SET TASK: Locate all lines with the word "this" and copy them out.

STORED RECORDS:
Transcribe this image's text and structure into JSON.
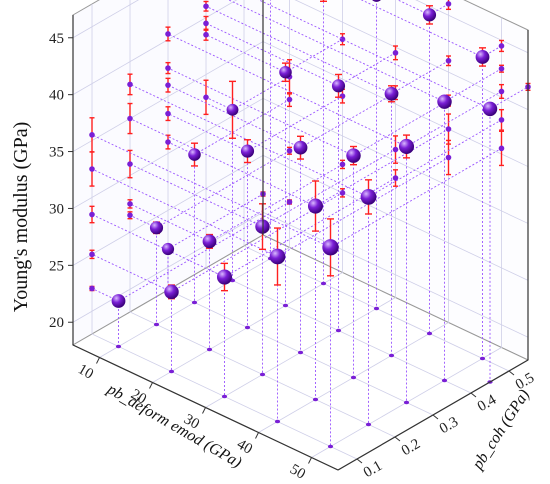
{
  "chart_data": {
    "type": "scatter",
    "mode": "3d-scatter-with-error-bars-and-wall-projections",
    "xlabel": "pb_deform emod (GPa)",
    "ylabel": "pb_coh (GPa)",
    "zlabel": "Young's modulus (GPa)",
    "xlim": [
      5,
      55
    ],
    "ylim": [
      0.05,
      0.55
    ],
    "zlim": [
      18,
      47
    ],
    "xticks": [
      "10",
      "20",
      "30",
      "40",
      "50"
    ],
    "yticks": [
      "0.1",
      "0.2",
      "0.3",
      "0.4",
      "0.5"
    ],
    "zticks": [
      "20",
      "25",
      "30",
      "35",
      "40",
      "45"
    ],
    "colors": {
      "marker": "#7a1fd6",
      "error_bar": "#ff2020",
      "drop_line": "#9a55ff",
      "grid": "#cfcfe8",
      "axis": "#333333"
    },
    "grid": true,
    "points": [
      {
        "x": 5,
        "y": 0.3,
        "z": 21.6,
        "err": 0.3
      },
      {
        "x": 10,
        "y": 0.1,
        "z": 22.0,
        "err": 0.3
      },
      {
        "x": 10,
        "y": 0.2,
        "z": 26.5,
        "err": 0.5
      },
      {
        "x": 10,
        "y": 0.3,
        "z": 31.0,
        "err": 1.0
      },
      {
        "x": 10,
        "y": 0.4,
        "z": 33.0,
        "err": 2.5
      },
      {
        "x": 10,
        "y": 0.5,
        "z": 44.7,
        "err": 0.6
      },
      {
        "x": 20,
        "y": 0.1,
        "z": 25.0,
        "err": 0.6
      },
      {
        "x": 20,
        "y": 0.2,
        "z": 27.5,
        "err": 0.6
      },
      {
        "x": 20,
        "y": 0.3,
        "z": 33.5,
        "err": 1.0
      },
      {
        "x": 20,
        "y": 0.4,
        "z": 38.5,
        "err": 0.8
      },
      {
        "x": 20,
        "y": 0.5,
        "z": 43.5,
        "err": 0.7
      },
      {
        "x": 30,
        "y": 0.1,
        "z": 28.5,
        "err": 1.2
      },
      {
        "x": 30,
        "y": 0.2,
        "z": 31.0,
        "err": 2.0
      },
      {
        "x": 30,
        "y": 0.3,
        "z": 36.0,
        "err": 1.0
      },
      {
        "x": 30,
        "y": 0.4,
        "z": 39.5,
        "err": 1.0
      },
      {
        "x": 30,
        "y": 0.5,
        "z": 45.5,
        "err": 0.4
      },
      {
        "x": 40,
        "y": 0.1,
        "z": 32.5,
        "err": 2.5
      },
      {
        "x": 40,
        "y": 0.2,
        "z": 35.0,
        "err": 2.2
      },
      {
        "x": 40,
        "y": 0.3,
        "z": 37.5,
        "err": 0.8
      },
      {
        "x": 40,
        "y": 0.4,
        "z": 41.0,
        "err": 0.7
      },
      {
        "x": 40,
        "y": 0.5,
        "z": 46.0,
        "err": 0.8
      },
      {
        "x": 50,
        "y": 0.1,
        "z": 35.5,
        "err": 2.5
      },
      {
        "x": 50,
        "y": 0.2,
        "z": 38.0,
        "err": 1.5
      },
      {
        "x": 50,
        "y": 0.3,
        "z": 40.5,
        "err": 1.0
      },
      {
        "x": 50,
        "y": 0.4,
        "z": 42.5,
        "err": 0.5
      },
      {
        "x": 50,
        "y": 0.5,
        "z": 44.5,
        "err": 0.8
      },
      {
        "x": 55,
        "y": 0.45,
        "z": 42.0,
        "err": 0.5
      }
    ]
  }
}
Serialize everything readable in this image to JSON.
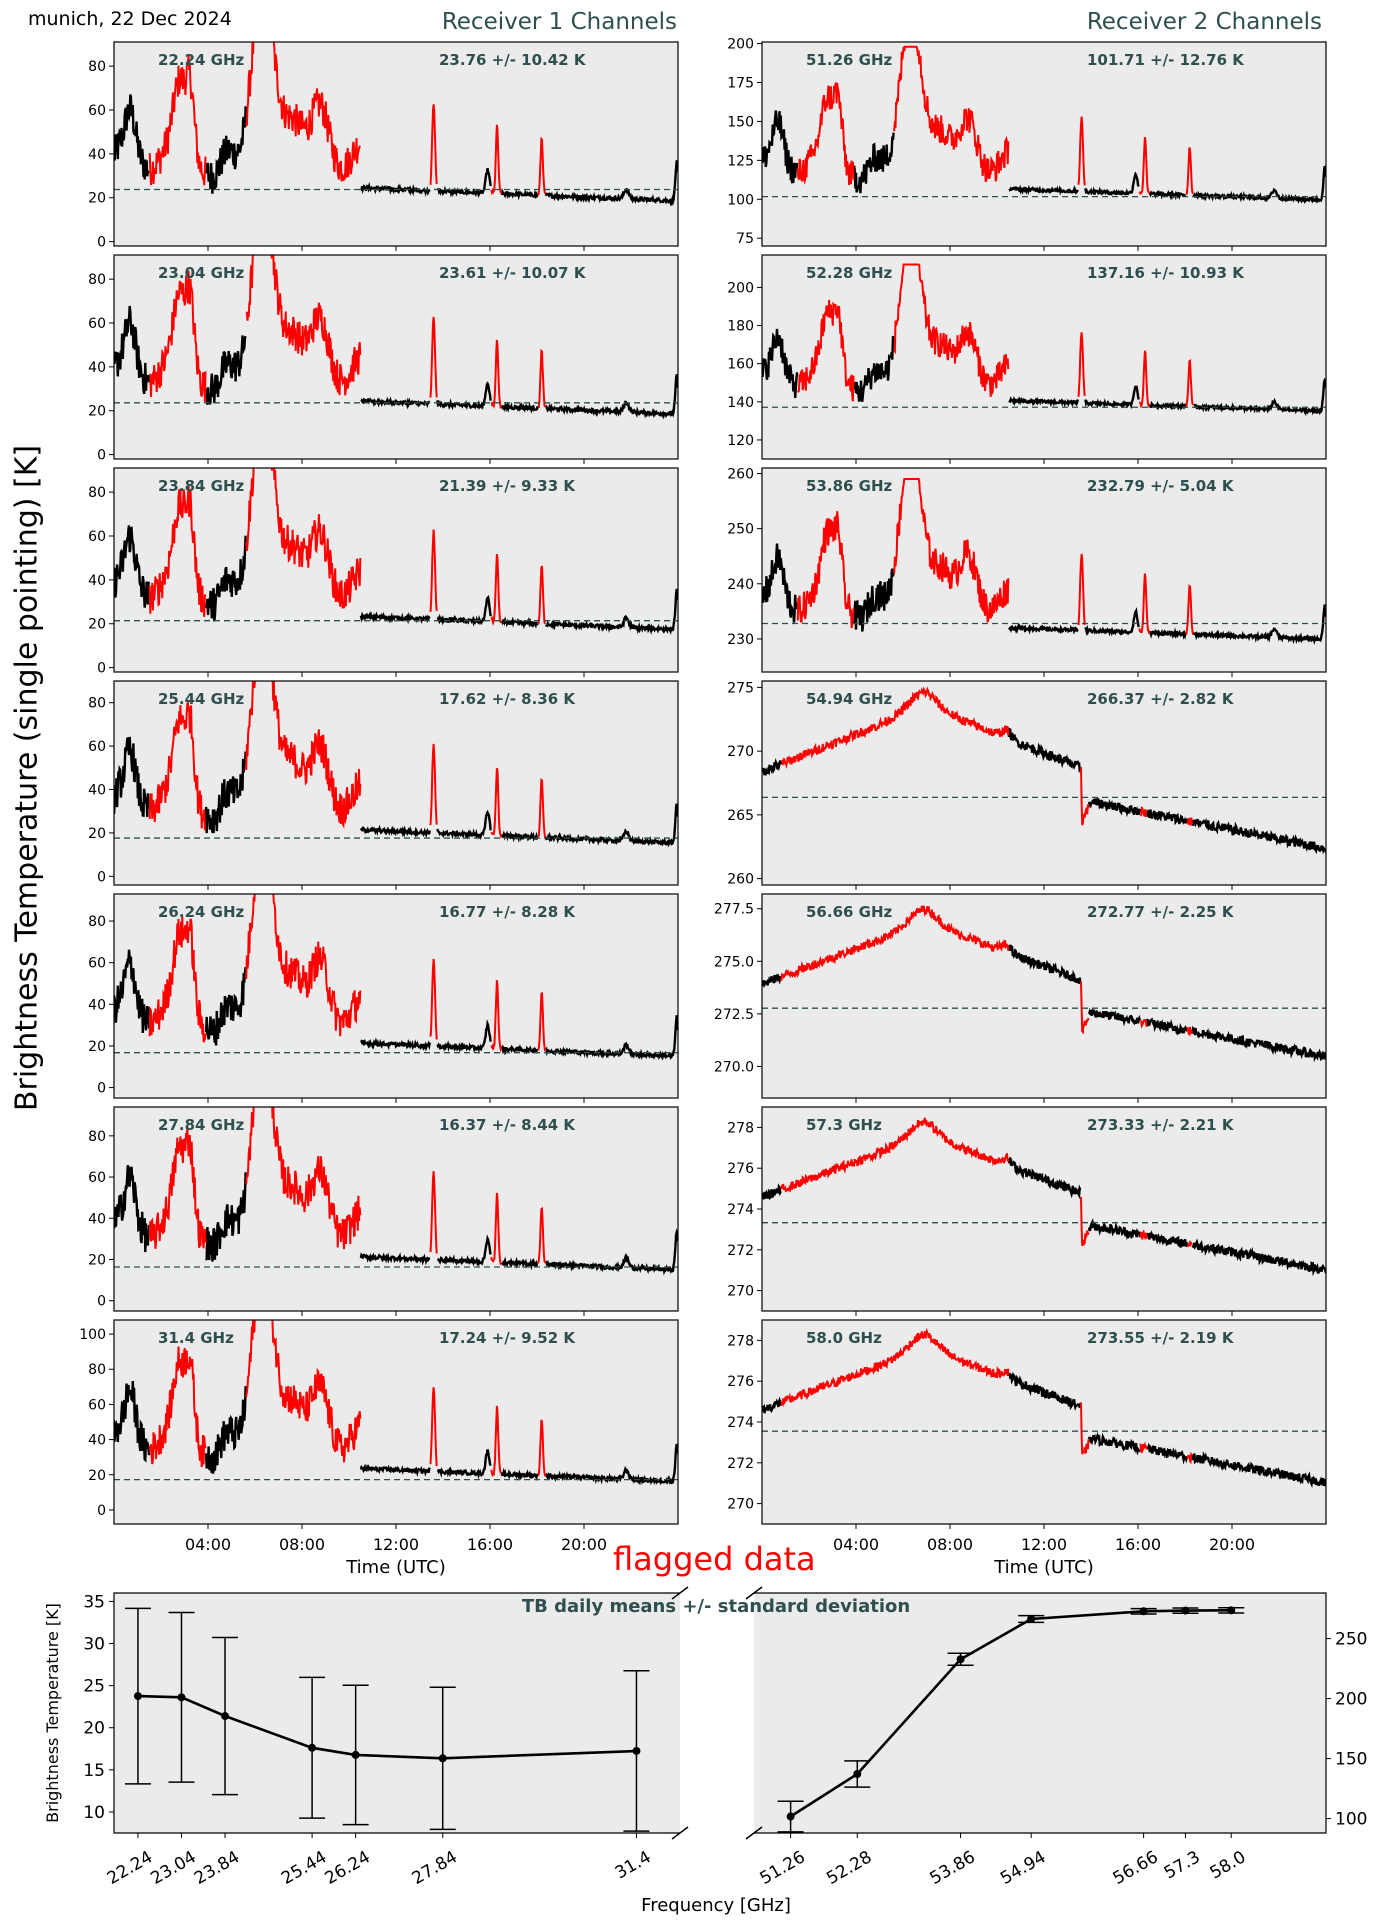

FINAL ANSWER:
Transcribe this image's text and structure into JSON.
Serialize everything readable in this image to JSON.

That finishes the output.